**EXERCISE TASK:** Please print the listing below unchanged, from its first line up to and including the line with "taskbar-app-cd-audio-grabber[interactable] [492, 728, 540, 768]".

**LISTING:**
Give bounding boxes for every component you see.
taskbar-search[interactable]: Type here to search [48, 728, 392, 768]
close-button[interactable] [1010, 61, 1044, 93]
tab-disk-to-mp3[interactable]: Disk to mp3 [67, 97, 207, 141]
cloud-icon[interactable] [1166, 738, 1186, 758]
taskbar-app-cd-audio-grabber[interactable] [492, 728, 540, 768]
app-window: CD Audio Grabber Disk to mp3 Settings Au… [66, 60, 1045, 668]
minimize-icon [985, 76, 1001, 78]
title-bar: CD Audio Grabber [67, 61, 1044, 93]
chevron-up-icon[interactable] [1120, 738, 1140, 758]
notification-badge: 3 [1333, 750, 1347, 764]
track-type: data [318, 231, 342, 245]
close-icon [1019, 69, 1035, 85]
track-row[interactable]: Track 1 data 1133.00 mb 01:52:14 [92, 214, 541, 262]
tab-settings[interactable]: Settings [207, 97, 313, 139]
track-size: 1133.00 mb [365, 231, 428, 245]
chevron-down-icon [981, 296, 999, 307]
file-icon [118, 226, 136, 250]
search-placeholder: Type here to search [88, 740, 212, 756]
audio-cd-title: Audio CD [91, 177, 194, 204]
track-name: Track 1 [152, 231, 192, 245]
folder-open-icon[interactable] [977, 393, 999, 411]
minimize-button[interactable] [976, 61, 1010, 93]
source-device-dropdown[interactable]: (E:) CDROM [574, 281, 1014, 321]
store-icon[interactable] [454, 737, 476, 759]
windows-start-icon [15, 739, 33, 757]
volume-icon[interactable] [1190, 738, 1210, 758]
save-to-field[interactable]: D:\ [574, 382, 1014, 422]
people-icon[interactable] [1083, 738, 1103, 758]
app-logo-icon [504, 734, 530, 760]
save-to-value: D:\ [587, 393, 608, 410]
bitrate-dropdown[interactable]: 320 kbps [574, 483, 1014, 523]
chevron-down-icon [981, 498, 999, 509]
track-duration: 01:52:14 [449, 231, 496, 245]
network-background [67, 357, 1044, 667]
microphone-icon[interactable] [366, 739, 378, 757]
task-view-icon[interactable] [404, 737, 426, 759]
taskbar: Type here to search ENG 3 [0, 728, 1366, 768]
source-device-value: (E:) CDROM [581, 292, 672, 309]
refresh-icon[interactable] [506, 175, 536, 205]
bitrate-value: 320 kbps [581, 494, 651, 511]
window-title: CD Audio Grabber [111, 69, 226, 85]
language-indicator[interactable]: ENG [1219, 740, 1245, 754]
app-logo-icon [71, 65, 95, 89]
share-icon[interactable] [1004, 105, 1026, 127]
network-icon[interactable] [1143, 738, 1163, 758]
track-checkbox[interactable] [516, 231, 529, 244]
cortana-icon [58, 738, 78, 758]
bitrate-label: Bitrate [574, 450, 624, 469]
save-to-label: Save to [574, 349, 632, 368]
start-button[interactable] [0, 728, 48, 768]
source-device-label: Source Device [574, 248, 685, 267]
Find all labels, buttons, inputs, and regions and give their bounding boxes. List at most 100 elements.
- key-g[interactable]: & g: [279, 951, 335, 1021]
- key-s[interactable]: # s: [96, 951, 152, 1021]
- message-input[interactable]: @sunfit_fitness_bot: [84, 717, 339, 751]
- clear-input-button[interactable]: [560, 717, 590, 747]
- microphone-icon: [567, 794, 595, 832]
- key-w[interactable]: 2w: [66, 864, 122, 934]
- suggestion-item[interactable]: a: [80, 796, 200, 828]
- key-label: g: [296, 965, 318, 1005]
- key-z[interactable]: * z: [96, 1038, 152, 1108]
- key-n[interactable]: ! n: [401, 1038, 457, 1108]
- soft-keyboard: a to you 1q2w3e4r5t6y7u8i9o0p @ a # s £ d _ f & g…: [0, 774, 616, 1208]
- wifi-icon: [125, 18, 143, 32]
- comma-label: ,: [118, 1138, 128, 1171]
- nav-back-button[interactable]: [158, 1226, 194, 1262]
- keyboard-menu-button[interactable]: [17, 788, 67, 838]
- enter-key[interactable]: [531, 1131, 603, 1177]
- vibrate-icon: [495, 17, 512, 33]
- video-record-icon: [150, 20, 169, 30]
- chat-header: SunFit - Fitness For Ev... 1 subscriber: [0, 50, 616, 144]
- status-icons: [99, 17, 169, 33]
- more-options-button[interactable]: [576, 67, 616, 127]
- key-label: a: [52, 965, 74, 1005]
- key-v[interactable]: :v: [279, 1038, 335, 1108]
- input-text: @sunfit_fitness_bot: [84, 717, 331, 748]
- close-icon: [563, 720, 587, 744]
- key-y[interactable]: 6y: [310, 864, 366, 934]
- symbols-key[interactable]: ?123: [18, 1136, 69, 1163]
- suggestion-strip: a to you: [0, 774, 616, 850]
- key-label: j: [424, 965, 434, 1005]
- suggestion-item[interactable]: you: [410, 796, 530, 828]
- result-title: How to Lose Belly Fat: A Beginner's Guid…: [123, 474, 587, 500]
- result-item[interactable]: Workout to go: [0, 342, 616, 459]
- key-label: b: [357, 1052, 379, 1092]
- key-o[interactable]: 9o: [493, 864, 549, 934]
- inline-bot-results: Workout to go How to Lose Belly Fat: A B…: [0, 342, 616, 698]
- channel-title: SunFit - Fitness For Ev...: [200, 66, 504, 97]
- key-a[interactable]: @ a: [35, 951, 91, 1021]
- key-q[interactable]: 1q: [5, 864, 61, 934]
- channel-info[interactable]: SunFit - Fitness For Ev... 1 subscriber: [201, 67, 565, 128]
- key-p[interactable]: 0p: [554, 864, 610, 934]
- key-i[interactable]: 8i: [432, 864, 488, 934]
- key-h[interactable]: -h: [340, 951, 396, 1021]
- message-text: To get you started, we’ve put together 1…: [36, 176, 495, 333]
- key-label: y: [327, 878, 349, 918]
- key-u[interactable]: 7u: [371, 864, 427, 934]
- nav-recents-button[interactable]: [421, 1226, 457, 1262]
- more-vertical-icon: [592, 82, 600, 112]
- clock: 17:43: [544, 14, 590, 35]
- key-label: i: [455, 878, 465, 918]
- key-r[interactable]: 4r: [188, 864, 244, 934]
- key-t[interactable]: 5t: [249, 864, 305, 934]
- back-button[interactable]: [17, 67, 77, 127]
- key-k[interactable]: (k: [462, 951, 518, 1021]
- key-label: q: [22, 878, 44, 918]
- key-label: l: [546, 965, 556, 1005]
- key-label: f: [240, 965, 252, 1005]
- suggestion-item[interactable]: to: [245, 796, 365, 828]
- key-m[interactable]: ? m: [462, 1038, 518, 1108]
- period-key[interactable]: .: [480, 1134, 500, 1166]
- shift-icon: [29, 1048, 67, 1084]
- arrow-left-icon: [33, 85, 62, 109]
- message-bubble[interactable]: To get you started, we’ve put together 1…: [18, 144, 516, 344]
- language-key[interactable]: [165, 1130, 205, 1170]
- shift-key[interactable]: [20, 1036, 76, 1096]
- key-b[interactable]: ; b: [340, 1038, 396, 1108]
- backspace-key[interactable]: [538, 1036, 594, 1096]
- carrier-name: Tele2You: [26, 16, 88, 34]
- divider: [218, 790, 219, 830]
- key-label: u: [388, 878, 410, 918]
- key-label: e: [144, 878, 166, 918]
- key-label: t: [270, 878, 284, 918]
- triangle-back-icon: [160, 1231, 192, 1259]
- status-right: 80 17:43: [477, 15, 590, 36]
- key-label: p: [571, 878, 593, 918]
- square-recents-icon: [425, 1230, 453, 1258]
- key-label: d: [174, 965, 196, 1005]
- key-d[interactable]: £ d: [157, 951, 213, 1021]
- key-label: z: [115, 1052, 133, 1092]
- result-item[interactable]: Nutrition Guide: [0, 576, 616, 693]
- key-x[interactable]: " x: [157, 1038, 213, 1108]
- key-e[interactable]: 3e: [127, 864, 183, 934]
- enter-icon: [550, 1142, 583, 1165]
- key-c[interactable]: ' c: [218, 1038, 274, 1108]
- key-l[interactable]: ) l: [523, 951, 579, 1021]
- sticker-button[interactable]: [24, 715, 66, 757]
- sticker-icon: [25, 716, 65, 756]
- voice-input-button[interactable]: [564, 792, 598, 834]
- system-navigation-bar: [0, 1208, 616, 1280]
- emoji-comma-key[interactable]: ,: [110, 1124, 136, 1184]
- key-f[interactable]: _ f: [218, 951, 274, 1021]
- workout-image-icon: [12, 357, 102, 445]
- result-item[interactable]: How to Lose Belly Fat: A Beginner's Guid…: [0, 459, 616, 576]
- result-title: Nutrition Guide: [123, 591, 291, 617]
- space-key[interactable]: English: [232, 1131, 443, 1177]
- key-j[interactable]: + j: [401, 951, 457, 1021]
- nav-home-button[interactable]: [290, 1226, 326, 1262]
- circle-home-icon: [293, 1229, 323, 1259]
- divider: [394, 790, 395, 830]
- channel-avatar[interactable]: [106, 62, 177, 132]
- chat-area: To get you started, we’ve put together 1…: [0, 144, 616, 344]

**RESULT OF THE TASK:**
Give bounding boxes for every component you see.
taskbar-search[interactable]: Type here to search [48, 728, 392, 768]
close-button[interactable] [1010, 61, 1044, 93]
tab-disk-to-mp3[interactable]: Disk to mp3 [67, 97, 207, 141]
cloud-icon[interactable] [1166, 738, 1186, 758]
taskbar-app-cd-audio-grabber[interactable] [492, 728, 540, 768]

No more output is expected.